*TASK GOAL*. Copy out the lines that include the word "caption".

======== DATA SHOWN

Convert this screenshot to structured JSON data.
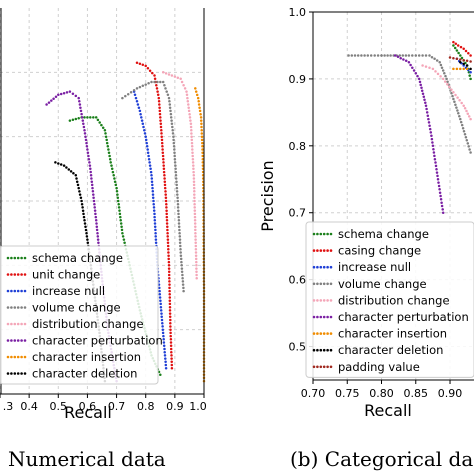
{
  "chart_data": [
    {
      "type": "scatter",
      "caption": "Numerical data",
      "xlabel": "Recall",
      "ylabel": "",
      "xlim": [
        0.3,
        1.0
      ],
      "ylim": [
        0.4,
        1.0
      ],
      "x_ticks": [
        0.3,
        0.4,
        0.5,
        0.6,
        0.7,
        0.8,
        0.9,
        1.0
      ],
      "x_tick_labels": [
        ".3",
        "0.4",
        "0.5",
        "0.6",
        "0.7",
        "0.8",
        "0.9",
        "1.0"
      ],
      "grid": true,
      "legend_position": "lower-left",
      "series": [
        {
          "name": "schema change",
          "color": "#1a7f1a",
          "points": [
            [
              0.54,
              0.825
            ],
            [
              0.58,
              0.83
            ],
            [
              0.63,
              0.83
            ],
            [
              0.66,
              0.81
            ],
            [
              0.68,
              0.76
            ],
            [
              0.7,
              0.72
            ],
            [
              0.72,
              0.65
            ],
            [
              0.75,
              0.59
            ],
            [
              0.78,
              0.53
            ],
            [
              0.82,
              0.46
            ],
            [
              0.85,
              0.43
            ]
          ]
        },
        {
          "name": "unit change",
          "color": "#e01010",
          "points": [
            [
              0.77,
              0.915
            ],
            [
              0.8,
              0.91
            ],
            [
              0.83,
              0.895
            ],
            [
              0.845,
              0.86
            ],
            [
              0.855,
              0.8
            ],
            [
              0.87,
              0.7
            ],
            [
              0.88,
              0.6
            ],
            [
              0.885,
              0.5
            ],
            [
              0.89,
              0.44
            ]
          ]
        },
        {
          "name": "increase null",
          "color": "#1f3fd6",
          "points": [
            [
              0.76,
              0.87
            ],
            [
              0.78,
              0.84
            ],
            [
              0.8,
              0.8
            ],
            [
              0.82,
              0.74
            ],
            [
              0.83,
              0.68
            ],
            [
              0.84,
              0.6
            ],
            [
              0.855,
              0.52
            ],
            [
              0.87,
              0.44
            ]
          ]
        },
        {
          "name": "volume change",
          "color": "#808080",
          "points": [
            [
              0.72,
              0.86
            ],
            [
              0.77,
              0.875
            ],
            [
              0.82,
              0.885
            ],
            [
              0.86,
              0.885
            ],
            [
              0.88,
              0.86
            ],
            [
              0.895,
              0.8
            ],
            [
              0.91,
              0.7
            ],
            [
              0.92,
              0.62
            ],
            [
              0.93,
              0.56
            ]
          ]
        },
        {
          "name": "distribution change",
          "color": "#f4a6b8",
          "points": [
            [
              0.86,
              0.9
            ],
            [
              0.89,
              0.895
            ],
            [
              0.92,
              0.89
            ],
            [
              0.94,
              0.87
            ],
            [
              0.955,
              0.82
            ],
            [
              0.965,
              0.74
            ],
            [
              0.97,
              0.66
            ],
            [
              0.975,
              0.58
            ]
          ]
        },
        {
          "name": "character perturbation",
          "color": "#7a1fa3",
          "points": [
            [
              0.46,
              0.85
            ],
            [
              0.5,
              0.865
            ],
            [
              0.54,
              0.87
            ],
            [
              0.57,
              0.86
            ],
            [
              0.59,
              0.81
            ],
            [
              0.61,
              0.75
            ],
            [
              0.63,
              0.67
            ],
            [
              0.65,
              0.58
            ],
            [
              0.67,
              0.5
            ],
            [
              0.7,
              0.42
            ]
          ]
        },
        {
          "name": "character insertion",
          "color": "#f08c00",
          "points": [
            [
              0.97,
              0.875
            ],
            [
              0.98,
              0.86
            ],
            [
              0.99,
              0.83
            ],
            [
              0.995,
              0.78
            ],
            [
              0.998,
              0.72
            ],
            [
              0.999,
              0.64
            ],
            [
              1.0,
              0.56
            ],
            [
              1.0,
              0.48
            ],
            [
              1.0,
              0.42
            ]
          ]
        },
        {
          "name": "character deletion",
          "color": "#000000",
          "points": [
            [
              0.49,
              0.76
            ],
            [
              0.52,
              0.755
            ],
            [
              0.56,
              0.74
            ],
            [
              0.58,
              0.7
            ],
            [
              0.6,
              0.64
            ],
            [
              0.62,
              0.57
            ],
            [
              0.64,
              0.5
            ],
            [
              0.66,
              0.42
            ]
          ]
        }
      ]
    },
    {
      "type": "scatter",
      "caption": "(b)  Categorical da",
      "xlabel": "Recall",
      "ylabel": "Precision",
      "xlim": [
        0.7,
        0.935
      ],
      "ylim": [
        0.45,
        1.0
      ],
      "x_ticks": [
        0.7,
        0.75,
        0.8,
        0.85,
        0.9
      ],
      "x_tick_labels": [
        "0.70",
        "0.75",
        "0.80",
        "0.85",
        "0.90"
      ],
      "y_ticks": [
        0.5,
        0.6,
        0.7,
        0.8,
        0.9,
        1.0
      ],
      "y_tick_labels": [
        "0.5",
        "0.6",
        "0.7",
        "0.8",
        "0.9",
        "1.0"
      ],
      "grid": true,
      "legend_position": "lower-left",
      "series": [
        {
          "name": "schema change",
          "color": "#1a7f1a",
          "points": [
            [
              0.905,
              0.95
            ],
            [
              0.915,
              0.935
            ],
            [
              0.925,
              0.92
            ],
            [
              0.93,
              0.9
            ]
          ]
        },
        {
          "name": "casing change",
          "color": "#e01010",
          "points": [
            [
              0.905,
              0.955
            ],
            [
              0.912,
              0.95
            ],
            [
              0.92,
              0.945
            ],
            [
              0.93,
              0.935
            ]
          ]
        },
        {
          "name": "increase null",
          "color": "#1f3fd6",
          "points": [
            [
              0.91,
              0.93
            ],
            [
              0.92,
              0.92
            ],
            [
              0.93,
              0.91
            ]
          ]
        },
        {
          "name": "volume change",
          "color": "#808080",
          "points": [
            [
              0.8,
              0.935
            ],
            [
              0.84,
              0.935
            ],
            [
              0.87,
              0.935
            ],
            [
              0.885,
              0.925
            ],
            [
              0.895,
              0.9
            ],
            [
              0.905,
              0.87
            ],
            [
              0.915,
              0.84
            ],
            [
              0.93,
              0.79
            ]
          ]
        },
        {
          "name": "distribution change",
          "color": "#f4a6b8",
          "points": [
            [
              0.86,
              0.92
            ],
            [
              0.875,
              0.915
            ],
            [
              0.89,
              0.9
            ],
            [
              0.905,
              0.88
            ],
            [
              0.92,
              0.86
            ],
            [
              0.93,
              0.84
            ]
          ]
        },
        {
          "name": "character perturbation",
          "color": "#7a1fa3",
          "points": [
            [
              0.82,
              0.935
            ],
            [
              0.84,
              0.925
            ],
            [
              0.855,
              0.9
            ],
            [
              0.865,
              0.86
            ],
            [
              0.872,
              0.82
            ],
            [
              0.878,
              0.78
            ],
            [
              0.884,
              0.74
            ],
            [
              0.89,
              0.7
            ]
          ]
        },
        {
          "name": "character insertion",
          "color": "#f08c00",
          "points": [
            [
              0.905,
              0.915
            ],
            [
              0.915,
              0.915
            ],
            [
              0.925,
              0.915
            ]
          ]
        },
        {
          "name": "character deletion",
          "color": "#000000",
          "points": [
            [
              0.915,
              0.925
            ],
            [
              0.925,
              0.92
            ],
            [
              0.93,
              0.915
            ]
          ]
        },
        {
          "name": "padding value",
          "color": "#a0281e",
          "points": [
            [
              0.9,
              0.932
            ],
            [
              0.91,
              0.93
            ],
            [
              0.92,
              0.928
            ],
            [
              0.93,
              0.926
            ]
          ]
        }
      ],
      "baseline_series": {
        "color": "#808080",
        "points": [
          [
            0.752,
            0.935
          ],
          [
            0.78,
            0.935
          ],
          [
            0.8,
            0.935
          ]
        ]
      }
    }
  ],
  "styles": {
    "grid_color": "#d0d0d0",
    "axis_color": "#000000"
  }
}
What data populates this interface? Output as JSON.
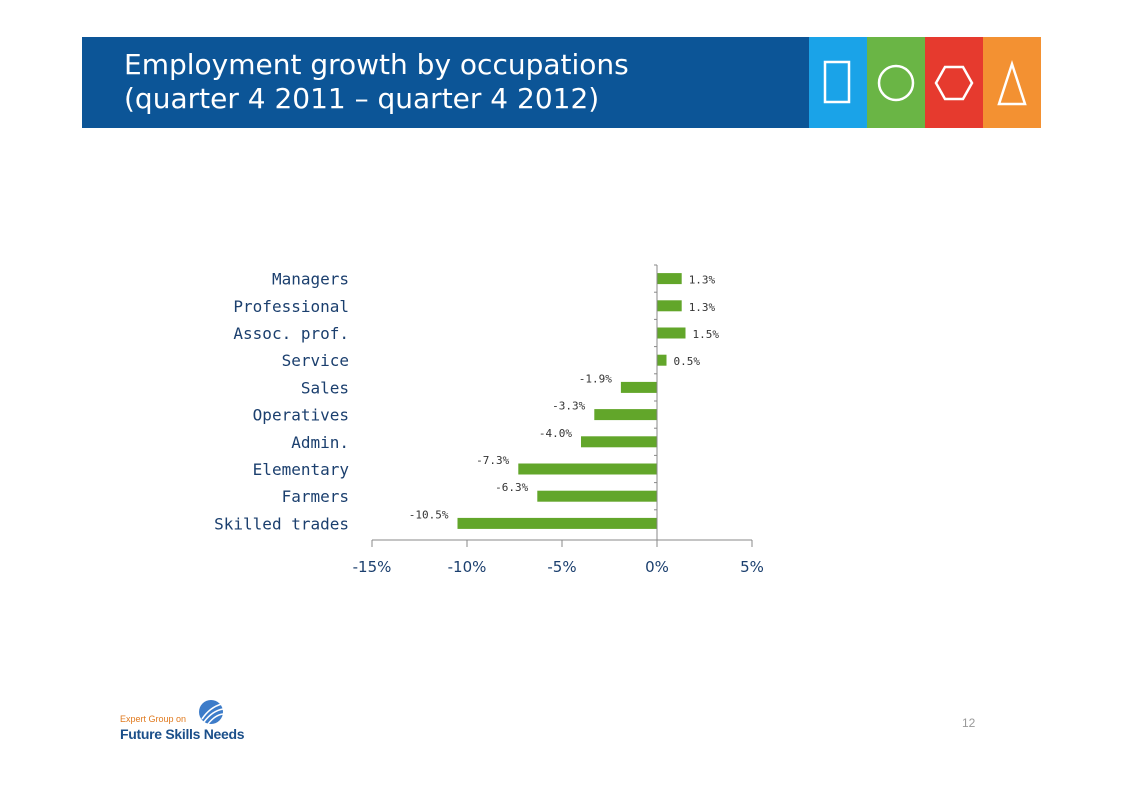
{
  "slide": {
    "title_line1": "Employment growth by occupations",
    "title_line2": "(quarter 4 2011 – quarter 4 2012)",
    "page_number": "12",
    "logo": {
      "line1": "Expert Group on",
      "line2": "Future Skills Needs"
    }
  },
  "colors": {
    "banner": "#0c5597",
    "tiles": [
      "#1aa3e8",
      "#6ab545",
      "#e63a2e",
      "#f39132"
    ],
    "bar": "#62a62a",
    "axis_label": "#1b3f6e"
  },
  "tile_icons": [
    "square-icon",
    "circle-icon",
    "hexagon-icon",
    "triangle-icon"
  ],
  "chart_data": {
    "type": "bar",
    "orientation": "horizontal",
    "categories": [
      "Managers",
      "Professional",
      "Assoc. prof.",
      "Service",
      "Sales",
      "Operatives",
      "Admin.",
      "Elementary",
      "Farmers",
      "Skilled trades"
    ],
    "values": [
      1.3,
      1.3,
      1.5,
      0.5,
      -1.9,
      -3.3,
      -4.0,
      -7.3,
      -6.3,
      -10.5
    ],
    "data_labels": [
      "1.3%",
      "1.3%",
      "1.5%",
      "0.5%",
      "-1.9%",
      "-3.3%",
      "-4.0%",
      "-7.3%",
      "-6.3%",
      "-10.5%"
    ],
    "xlim": [
      -15,
      5
    ],
    "xticks": [
      -15,
      -10,
      -5,
      0,
      5
    ],
    "xtick_labels": [
      "-15%",
      "-10%",
      "-5%",
      "0%",
      "5%"
    ],
    "grid": false,
    "legend": "none"
  }
}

================

*SOLUTION FOR THIS PROBLEM*.
      "caption": "Numerical data",
      "caption": "(b)  Categorical da",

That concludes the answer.